- GIVEN TASK:
Would it be possible to write out each entry below exactly, without the pictures?

- RAW RECORDS:
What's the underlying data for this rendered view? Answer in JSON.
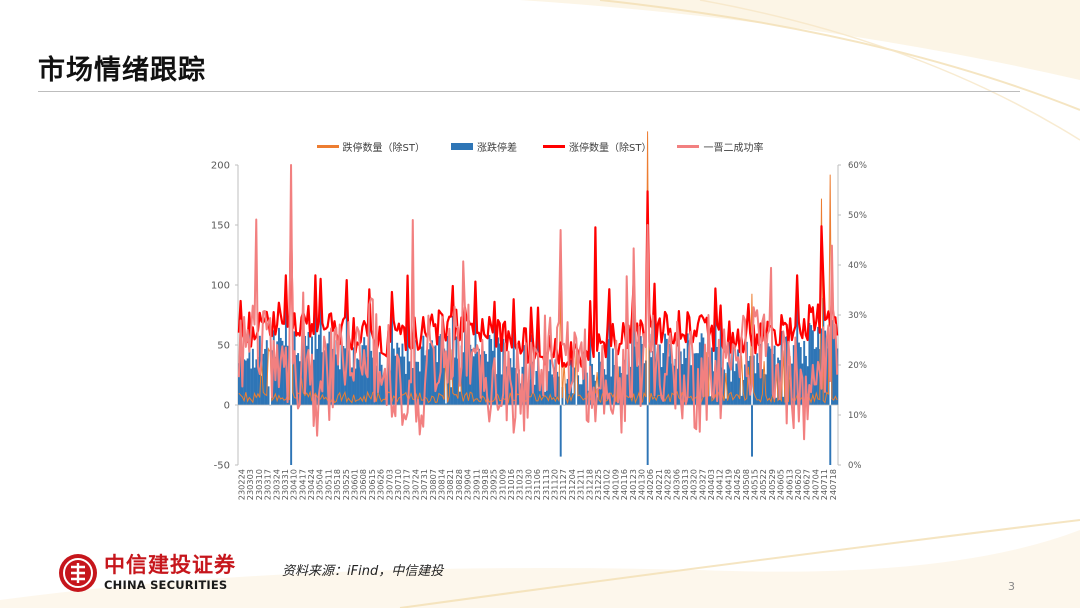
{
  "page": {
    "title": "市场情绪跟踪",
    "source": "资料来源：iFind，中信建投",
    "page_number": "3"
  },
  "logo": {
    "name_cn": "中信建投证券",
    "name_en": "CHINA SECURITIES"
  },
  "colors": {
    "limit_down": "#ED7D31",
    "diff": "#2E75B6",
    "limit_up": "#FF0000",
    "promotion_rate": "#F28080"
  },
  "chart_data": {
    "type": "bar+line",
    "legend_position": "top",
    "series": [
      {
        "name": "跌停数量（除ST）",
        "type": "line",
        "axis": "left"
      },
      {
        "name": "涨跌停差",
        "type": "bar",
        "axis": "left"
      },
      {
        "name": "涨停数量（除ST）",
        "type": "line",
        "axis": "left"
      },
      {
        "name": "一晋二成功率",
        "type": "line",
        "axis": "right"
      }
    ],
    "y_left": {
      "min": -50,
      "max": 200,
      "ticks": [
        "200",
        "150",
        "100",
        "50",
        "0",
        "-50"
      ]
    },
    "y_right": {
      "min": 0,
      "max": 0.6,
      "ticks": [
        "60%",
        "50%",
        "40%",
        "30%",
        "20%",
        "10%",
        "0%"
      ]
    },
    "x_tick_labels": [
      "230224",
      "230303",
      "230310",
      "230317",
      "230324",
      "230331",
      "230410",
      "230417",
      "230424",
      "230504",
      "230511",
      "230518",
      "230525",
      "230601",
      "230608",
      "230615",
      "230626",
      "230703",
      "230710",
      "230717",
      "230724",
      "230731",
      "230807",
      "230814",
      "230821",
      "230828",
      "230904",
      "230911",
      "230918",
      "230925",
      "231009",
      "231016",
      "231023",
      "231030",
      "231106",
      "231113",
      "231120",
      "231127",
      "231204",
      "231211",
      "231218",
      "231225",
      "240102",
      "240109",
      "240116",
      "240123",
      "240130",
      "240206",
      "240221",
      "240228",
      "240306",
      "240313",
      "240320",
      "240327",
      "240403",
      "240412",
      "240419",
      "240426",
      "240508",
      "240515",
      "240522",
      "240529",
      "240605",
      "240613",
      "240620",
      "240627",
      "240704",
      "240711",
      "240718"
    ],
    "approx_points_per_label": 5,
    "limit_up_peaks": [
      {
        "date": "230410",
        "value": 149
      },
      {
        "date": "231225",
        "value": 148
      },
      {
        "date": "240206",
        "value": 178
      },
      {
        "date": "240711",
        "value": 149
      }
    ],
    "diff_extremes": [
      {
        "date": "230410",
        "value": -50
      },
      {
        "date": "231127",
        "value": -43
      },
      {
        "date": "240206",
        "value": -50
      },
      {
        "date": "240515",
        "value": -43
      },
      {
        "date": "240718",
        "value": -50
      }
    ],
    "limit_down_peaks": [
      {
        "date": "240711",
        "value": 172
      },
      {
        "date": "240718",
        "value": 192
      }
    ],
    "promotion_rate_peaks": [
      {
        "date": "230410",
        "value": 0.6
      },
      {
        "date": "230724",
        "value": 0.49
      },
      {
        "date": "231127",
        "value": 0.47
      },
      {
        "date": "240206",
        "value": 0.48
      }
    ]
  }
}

- THE OUTPUT:
What's the underlying data for this rendered view? Answer in JSON.
{
  "page": {
    "title": "市场情绪跟踪",
    "source": "资料来源：iFind，中信建投",
    "page_number": "3"
  },
  "logo": {
    "name_cn": "中信建投证券",
    "name_en": "CHINA SECURITIES"
  },
  "colors": {
    "limit_down": "#ED7D31",
    "diff": "#2E75B6",
    "limit_up": "#FF0000",
    "promotion_rate": "#F28080"
  },
  "chart_data": {
    "type": "bar+line",
    "legend_position": "top",
    "series": [
      {
        "name": "跌停数量（除ST）",
        "type": "line",
        "axis": "left"
      },
      {
        "name": "涨跌停差",
        "type": "bar",
        "axis": "left"
      },
      {
        "name": "涨停数量（除ST）",
        "type": "line",
        "axis": "left"
      },
      {
        "name": "一晋二成功率",
        "type": "line",
        "axis": "right"
      }
    ],
    "y_left": {
      "min": -50,
      "max": 200,
      "ticks": [
        "200",
        "150",
        "100",
        "50",
        "0",
        "-50"
      ]
    },
    "y_right": {
      "min": 0,
      "max": 0.6,
      "ticks": [
        "60%",
        "50%",
        "40%",
        "30%",
        "20%",
        "10%",
        "0%"
      ]
    },
    "x_tick_labels": [
      "230224",
      "230303",
      "230310",
      "230317",
      "230324",
      "230331",
      "230410",
      "230417",
      "230424",
      "230504",
      "230511",
      "230518",
      "230525",
      "230601",
      "230608",
      "230615",
      "230626",
      "230703",
      "230710",
      "230717",
      "230724",
      "230731",
      "230807",
      "230814",
      "230821",
      "230828",
      "230904",
      "230911",
      "230918",
      "230925",
      "231009",
      "231016",
      "231023",
      "231030",
      "231106",
      "231113",
      "231120",
      "231127",
      "231204",
      "231211",
      "231218",
      "231225",
      "240102",
      "240109",
      "240116",
      "240123",
      "240130",
      "240206",
      "240221",
      "240228",
      "240306",
      "240313",
      "240320",
      "240327",
      "240403",
      "240412",
      "240419",
      "240426",
      "240508",
      "240515",
      "240522",
      "240529",
      "240605",
      "240613",
      "240620",
      "240627",
      "240704",
      "240711",
      "240718"
    ],
    "approx_points_per_label": 5,
    "limit_up_peaks": [
      {
        "date": "230410",
        "value": 149
      },
      {
        "date": "231225",
        "value": 148
      },
      {
        "date": "240206",
        "value": 178
      },
      {
        "date": "240711",
        "value": 149
      }
    ],
    "diff_extremes": [
      {
        "date": "230410",
        "value": -50
      },
      {
        "date": "231127",
        "value": -43
      },
      {
        "date": "240206",
        "value": -50
      },
      {
        "date": "240515",
        "value": -43
      },
      {
        "date": "240718",
        "value": -50
      }
    ],
    "limit_down_peaks": [
      {
        "date": "240711",
        "value": 172
      },
      {
        "date": "240718",
        "value": 192
      }
    ],
    "promotion_rate_peaks": [
      {
        "date": "230410",
        "value": 0.6
      },
      {
        "date": "230724",
        "value": 0.49
      },
      {
        "date": "231127",
        "value": 0.47
      },
      {
        "date": "240206",
        "value": 0.48
      }
    ]
  }
}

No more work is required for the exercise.